■ **PROBLEM STATEMENT**
Find every line with the string "geraram" in it, count them, and reply with that count only.

** start of DATA **

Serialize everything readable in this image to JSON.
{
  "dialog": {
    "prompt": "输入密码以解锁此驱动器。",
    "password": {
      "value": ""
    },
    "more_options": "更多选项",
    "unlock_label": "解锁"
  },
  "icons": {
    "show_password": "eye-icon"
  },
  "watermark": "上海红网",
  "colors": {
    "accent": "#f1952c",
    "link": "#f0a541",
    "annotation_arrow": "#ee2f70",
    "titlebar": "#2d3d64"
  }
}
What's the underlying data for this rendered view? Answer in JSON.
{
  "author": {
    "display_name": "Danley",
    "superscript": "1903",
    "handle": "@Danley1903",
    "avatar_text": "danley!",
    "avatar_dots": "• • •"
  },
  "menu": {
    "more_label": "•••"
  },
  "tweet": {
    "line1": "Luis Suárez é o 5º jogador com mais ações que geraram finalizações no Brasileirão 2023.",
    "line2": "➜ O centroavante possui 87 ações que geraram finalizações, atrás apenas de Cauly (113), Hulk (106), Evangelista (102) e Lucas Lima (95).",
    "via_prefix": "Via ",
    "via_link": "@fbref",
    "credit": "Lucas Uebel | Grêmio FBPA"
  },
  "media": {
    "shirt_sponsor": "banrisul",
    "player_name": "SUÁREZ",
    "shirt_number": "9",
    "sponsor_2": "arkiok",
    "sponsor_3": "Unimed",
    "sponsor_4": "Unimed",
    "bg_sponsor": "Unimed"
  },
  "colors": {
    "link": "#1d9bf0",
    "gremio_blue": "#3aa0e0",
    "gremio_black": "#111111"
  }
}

** end of DATA **

■ **RESULT**
2